> **What you are asked to do**: Scan the material and copy every line in which "INFANTIL" appears.

> **Given data**:
- - -

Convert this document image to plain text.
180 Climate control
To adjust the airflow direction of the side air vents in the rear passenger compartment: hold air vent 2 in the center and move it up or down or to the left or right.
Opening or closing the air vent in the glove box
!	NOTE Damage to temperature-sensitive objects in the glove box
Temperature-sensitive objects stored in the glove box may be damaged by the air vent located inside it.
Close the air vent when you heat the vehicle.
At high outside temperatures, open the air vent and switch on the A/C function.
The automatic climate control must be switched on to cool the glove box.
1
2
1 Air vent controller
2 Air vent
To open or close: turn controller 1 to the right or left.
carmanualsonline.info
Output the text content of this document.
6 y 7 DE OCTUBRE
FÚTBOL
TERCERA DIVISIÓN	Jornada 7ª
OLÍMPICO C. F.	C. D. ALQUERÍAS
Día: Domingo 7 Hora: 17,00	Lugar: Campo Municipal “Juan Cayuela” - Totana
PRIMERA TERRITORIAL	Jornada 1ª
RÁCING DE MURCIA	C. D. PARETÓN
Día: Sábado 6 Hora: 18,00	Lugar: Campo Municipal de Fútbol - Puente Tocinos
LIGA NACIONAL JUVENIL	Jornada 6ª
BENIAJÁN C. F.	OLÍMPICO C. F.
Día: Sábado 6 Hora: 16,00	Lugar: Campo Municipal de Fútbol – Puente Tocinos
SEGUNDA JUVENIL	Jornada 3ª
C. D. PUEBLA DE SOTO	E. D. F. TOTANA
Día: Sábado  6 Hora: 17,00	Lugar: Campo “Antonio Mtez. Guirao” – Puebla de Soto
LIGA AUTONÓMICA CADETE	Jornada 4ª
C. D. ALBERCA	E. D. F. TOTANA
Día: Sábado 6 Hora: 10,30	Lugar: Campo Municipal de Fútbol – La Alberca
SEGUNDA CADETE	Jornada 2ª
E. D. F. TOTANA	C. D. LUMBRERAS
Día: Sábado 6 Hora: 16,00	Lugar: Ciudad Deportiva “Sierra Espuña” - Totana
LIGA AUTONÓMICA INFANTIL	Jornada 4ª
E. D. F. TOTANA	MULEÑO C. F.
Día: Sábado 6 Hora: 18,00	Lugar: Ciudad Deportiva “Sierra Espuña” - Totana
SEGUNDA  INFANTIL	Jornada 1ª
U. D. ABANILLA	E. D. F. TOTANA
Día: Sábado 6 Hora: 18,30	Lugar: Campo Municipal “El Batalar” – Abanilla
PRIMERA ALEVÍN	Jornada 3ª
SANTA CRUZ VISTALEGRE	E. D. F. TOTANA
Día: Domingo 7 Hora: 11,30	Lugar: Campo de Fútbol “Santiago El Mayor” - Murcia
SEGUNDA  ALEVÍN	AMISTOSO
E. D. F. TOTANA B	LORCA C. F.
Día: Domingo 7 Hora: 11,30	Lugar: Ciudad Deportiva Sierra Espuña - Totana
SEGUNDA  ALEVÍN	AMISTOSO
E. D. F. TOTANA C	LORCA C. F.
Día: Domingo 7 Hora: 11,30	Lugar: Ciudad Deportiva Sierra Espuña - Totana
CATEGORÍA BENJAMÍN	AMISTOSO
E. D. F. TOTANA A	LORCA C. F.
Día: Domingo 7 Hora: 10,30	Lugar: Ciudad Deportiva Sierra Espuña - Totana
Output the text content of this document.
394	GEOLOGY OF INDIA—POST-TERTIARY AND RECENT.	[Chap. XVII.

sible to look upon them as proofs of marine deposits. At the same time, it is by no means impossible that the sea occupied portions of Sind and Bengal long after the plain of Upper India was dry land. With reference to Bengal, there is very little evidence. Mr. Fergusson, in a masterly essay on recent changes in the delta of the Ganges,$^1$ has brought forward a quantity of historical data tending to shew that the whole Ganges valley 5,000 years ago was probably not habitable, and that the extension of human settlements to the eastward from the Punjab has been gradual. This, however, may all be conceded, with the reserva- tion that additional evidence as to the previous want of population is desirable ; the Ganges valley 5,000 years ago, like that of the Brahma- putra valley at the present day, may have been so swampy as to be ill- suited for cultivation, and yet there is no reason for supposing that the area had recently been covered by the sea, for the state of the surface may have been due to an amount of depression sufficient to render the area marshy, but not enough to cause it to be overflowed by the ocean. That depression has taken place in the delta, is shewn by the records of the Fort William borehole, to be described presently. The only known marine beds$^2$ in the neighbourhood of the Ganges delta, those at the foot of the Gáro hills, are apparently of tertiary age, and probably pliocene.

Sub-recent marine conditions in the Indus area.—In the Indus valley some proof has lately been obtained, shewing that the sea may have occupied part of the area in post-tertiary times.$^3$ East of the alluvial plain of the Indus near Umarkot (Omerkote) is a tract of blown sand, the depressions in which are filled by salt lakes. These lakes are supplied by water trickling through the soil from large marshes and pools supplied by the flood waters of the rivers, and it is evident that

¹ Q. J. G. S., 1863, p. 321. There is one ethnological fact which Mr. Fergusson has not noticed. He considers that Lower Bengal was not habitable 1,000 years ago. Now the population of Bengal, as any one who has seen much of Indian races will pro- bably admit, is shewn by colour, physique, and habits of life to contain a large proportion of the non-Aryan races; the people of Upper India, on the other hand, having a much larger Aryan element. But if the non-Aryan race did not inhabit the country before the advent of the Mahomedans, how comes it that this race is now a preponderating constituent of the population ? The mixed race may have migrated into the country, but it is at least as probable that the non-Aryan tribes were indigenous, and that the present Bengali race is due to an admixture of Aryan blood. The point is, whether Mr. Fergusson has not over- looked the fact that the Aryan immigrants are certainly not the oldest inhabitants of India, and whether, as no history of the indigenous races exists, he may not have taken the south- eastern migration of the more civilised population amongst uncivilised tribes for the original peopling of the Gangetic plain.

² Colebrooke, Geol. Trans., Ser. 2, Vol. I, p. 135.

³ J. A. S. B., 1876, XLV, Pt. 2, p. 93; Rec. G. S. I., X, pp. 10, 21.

- - -

> **Solution for this task**:
LIGA AUTONÓMICA INFANTIL	Jornada 4ª
SEGUNDA  INFANTIL	Jornada 1ª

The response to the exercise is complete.